Work to do: Scan the material and copy every line in which "Героя" appears.

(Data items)
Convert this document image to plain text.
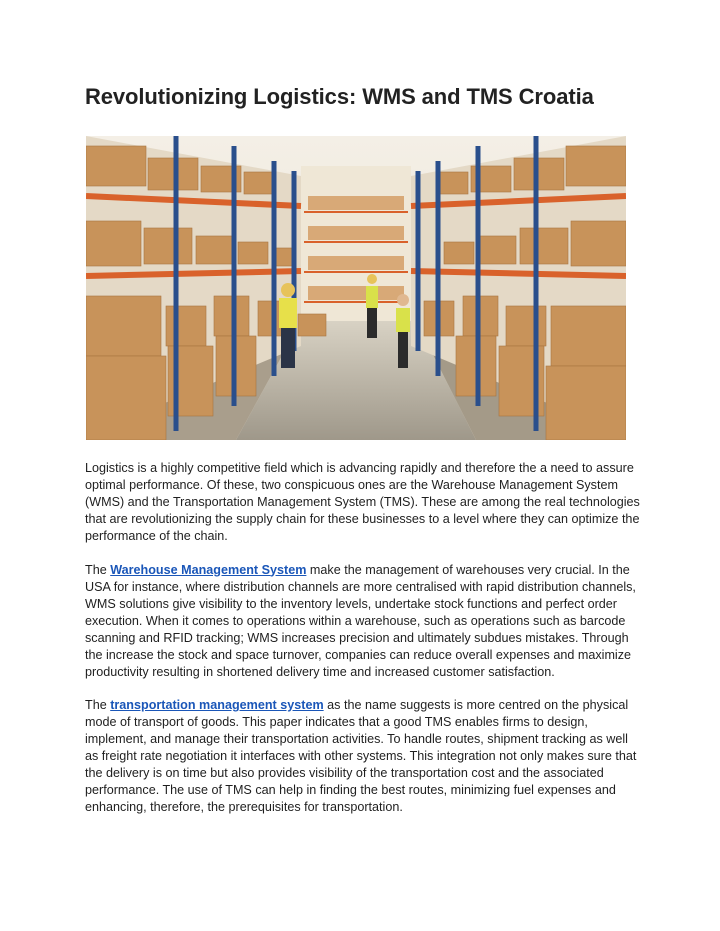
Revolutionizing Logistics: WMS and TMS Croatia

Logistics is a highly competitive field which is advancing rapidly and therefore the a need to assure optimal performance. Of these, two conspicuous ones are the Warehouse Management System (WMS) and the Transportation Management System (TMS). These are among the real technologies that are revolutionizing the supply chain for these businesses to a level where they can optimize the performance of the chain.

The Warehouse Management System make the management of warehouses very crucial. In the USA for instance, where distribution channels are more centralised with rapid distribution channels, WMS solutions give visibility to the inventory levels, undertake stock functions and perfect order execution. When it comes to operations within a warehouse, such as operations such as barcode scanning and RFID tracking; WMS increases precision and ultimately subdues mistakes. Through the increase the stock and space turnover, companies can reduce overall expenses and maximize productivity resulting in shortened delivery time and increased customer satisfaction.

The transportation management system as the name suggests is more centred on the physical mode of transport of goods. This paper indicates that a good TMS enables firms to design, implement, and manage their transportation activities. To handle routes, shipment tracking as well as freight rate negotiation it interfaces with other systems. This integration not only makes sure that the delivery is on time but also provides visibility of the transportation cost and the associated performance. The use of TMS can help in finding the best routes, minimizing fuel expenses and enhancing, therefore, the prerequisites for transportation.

==

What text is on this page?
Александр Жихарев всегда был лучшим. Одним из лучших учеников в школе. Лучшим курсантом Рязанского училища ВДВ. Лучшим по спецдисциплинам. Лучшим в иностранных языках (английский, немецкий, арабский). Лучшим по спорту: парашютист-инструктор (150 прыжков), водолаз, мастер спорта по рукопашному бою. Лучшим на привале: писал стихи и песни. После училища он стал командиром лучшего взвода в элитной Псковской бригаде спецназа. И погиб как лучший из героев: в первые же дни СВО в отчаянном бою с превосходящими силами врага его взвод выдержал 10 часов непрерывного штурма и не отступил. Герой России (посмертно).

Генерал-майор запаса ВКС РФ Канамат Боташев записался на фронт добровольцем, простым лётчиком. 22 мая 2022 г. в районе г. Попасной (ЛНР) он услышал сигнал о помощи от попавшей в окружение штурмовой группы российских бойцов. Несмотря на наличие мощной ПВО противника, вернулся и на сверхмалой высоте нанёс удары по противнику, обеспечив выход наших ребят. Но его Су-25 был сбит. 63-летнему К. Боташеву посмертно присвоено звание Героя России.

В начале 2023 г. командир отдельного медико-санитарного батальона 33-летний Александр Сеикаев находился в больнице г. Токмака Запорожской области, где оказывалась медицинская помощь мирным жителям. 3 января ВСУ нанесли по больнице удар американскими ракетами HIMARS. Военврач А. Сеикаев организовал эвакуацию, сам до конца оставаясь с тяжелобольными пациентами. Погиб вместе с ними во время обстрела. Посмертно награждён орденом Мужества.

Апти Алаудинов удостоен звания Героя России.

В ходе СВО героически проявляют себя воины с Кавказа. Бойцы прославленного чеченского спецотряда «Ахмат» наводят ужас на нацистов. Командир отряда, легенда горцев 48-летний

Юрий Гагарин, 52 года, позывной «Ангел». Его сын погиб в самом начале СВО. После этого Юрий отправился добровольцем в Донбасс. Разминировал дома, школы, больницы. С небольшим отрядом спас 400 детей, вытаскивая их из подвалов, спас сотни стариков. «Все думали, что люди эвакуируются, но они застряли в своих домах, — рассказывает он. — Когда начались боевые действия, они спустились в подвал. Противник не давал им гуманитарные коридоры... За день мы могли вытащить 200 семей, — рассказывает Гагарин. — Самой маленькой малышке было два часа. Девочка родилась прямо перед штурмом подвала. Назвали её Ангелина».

Answer to the exercise:
Генерал-майор запаса ВКС РФ Канамат Боташев записался на фронт добровольцем, простым лётчиком. 22 мая 2022 г. в районе г. Попасной (ЛНР) он услышал сигнал о помощи от попавшей в окружение штурмовой группы российских бойцов. Несмотря на наличие мощной ПВО противника, вернулся и на сверхмалой высоте нанёс удары по противнику, обеспечив выход наших ребят. Но его Су-25 был сбит. 63-летнему К. Боташеву посмертно присвоено звание Героя России.
Апти Алаудинов удостоен звания Героя России.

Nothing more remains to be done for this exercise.